Input material:
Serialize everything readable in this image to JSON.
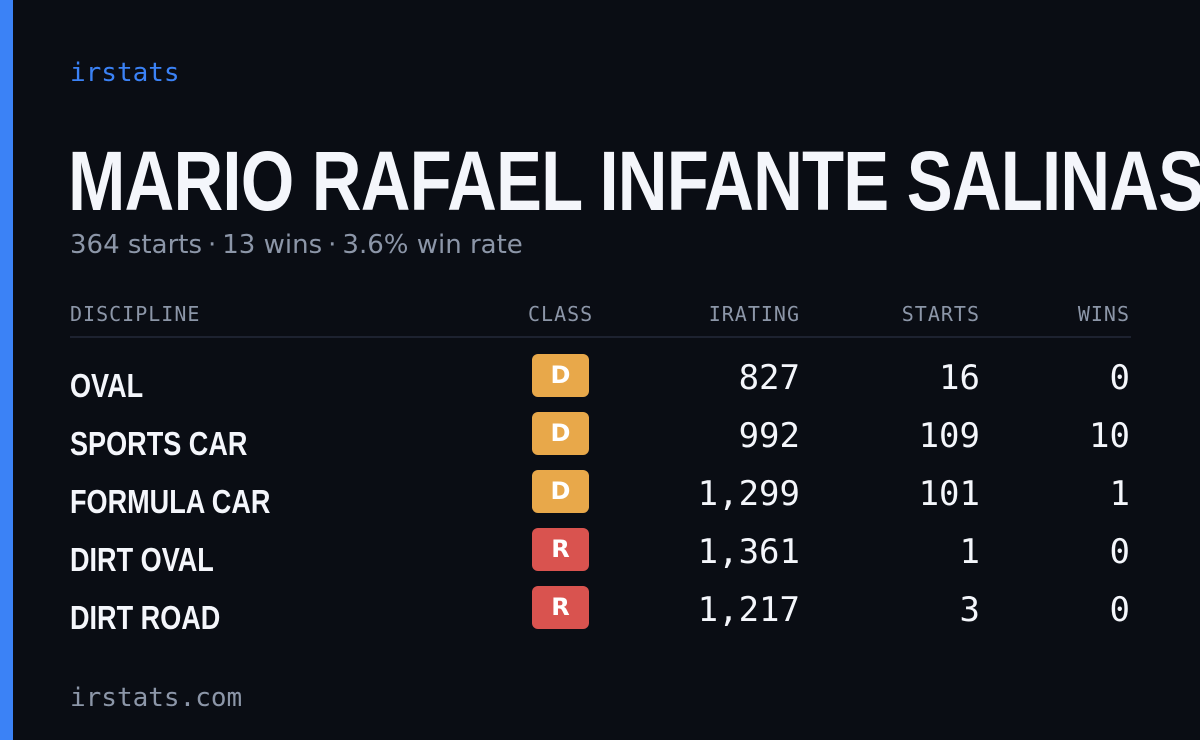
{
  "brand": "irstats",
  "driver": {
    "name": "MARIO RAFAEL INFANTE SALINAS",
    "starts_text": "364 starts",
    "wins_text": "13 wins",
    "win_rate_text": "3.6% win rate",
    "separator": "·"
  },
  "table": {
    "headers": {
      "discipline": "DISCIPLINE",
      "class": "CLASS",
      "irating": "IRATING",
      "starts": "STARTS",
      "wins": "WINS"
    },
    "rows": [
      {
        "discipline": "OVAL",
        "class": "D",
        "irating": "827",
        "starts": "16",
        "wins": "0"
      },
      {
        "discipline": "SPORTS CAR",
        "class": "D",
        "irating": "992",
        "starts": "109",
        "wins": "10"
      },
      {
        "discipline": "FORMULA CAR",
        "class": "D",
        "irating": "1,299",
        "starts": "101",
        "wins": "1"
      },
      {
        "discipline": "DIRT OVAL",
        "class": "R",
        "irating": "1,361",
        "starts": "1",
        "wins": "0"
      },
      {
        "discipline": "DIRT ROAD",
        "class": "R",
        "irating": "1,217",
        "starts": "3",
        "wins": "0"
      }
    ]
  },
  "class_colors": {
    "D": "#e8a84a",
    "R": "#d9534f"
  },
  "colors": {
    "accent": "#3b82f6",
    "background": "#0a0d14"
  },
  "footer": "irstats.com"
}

What the task asks:
Repeat the records word for word. Any picture in them should be left out.

Full output:
Serialize everything readable in this image to JSON.
{
  "brand": "irstats",
  "driver": {
    "name": "MARIO RAFAEL INFANTE SALINAS",
    "starts_text": "364 starts",
    "wins_text": "13 wins",
    "win_rate_text": "3.6% win rate",
    "separator": "·"
  },
  "table": {
    "headers": {
      "discipline": "DISCIPLINE",
      "class": "CLASS",
      "irating": "IRATING",
      "starts": "STARTS",
      "wins": "WINS"
    },
    "rows": [
      {
        "discipline": "OVAL",
        "class": "D",
        "irating": "827",
        "starts": "16",
        "wins": "0"
      },
      {
        "discipline": "SPORTS CAR",
        "class": "D",
        "irating": "992",
        "starts": "109",
        "wins": "10"
      },
      {
        "discipline": "FORMULA CAR",
        "class": "D",
        "irating": "1,299",
        "starts": "101",
        "wins": "1"
      },
      {
        "discipline": "DIRT OVAL",
        "class": "R",
        "irating": "1,361",
        "starts": "1",
        "wins": "0"
      },
      {
        "discipline": "DIRT ROAD",
        "class": "R",
        "irating": "1,217",
        "starts": "3",
        "wins": "0"
      }
    ]
  },
  "class_colors": {
    "D": "#e8a84a",
    "R": "#d9534f"
  },
  "colors": {
    "accent": "#3b82f6",
    "background": "#0a0d14"
  },
  "footer": "irstats.com"
}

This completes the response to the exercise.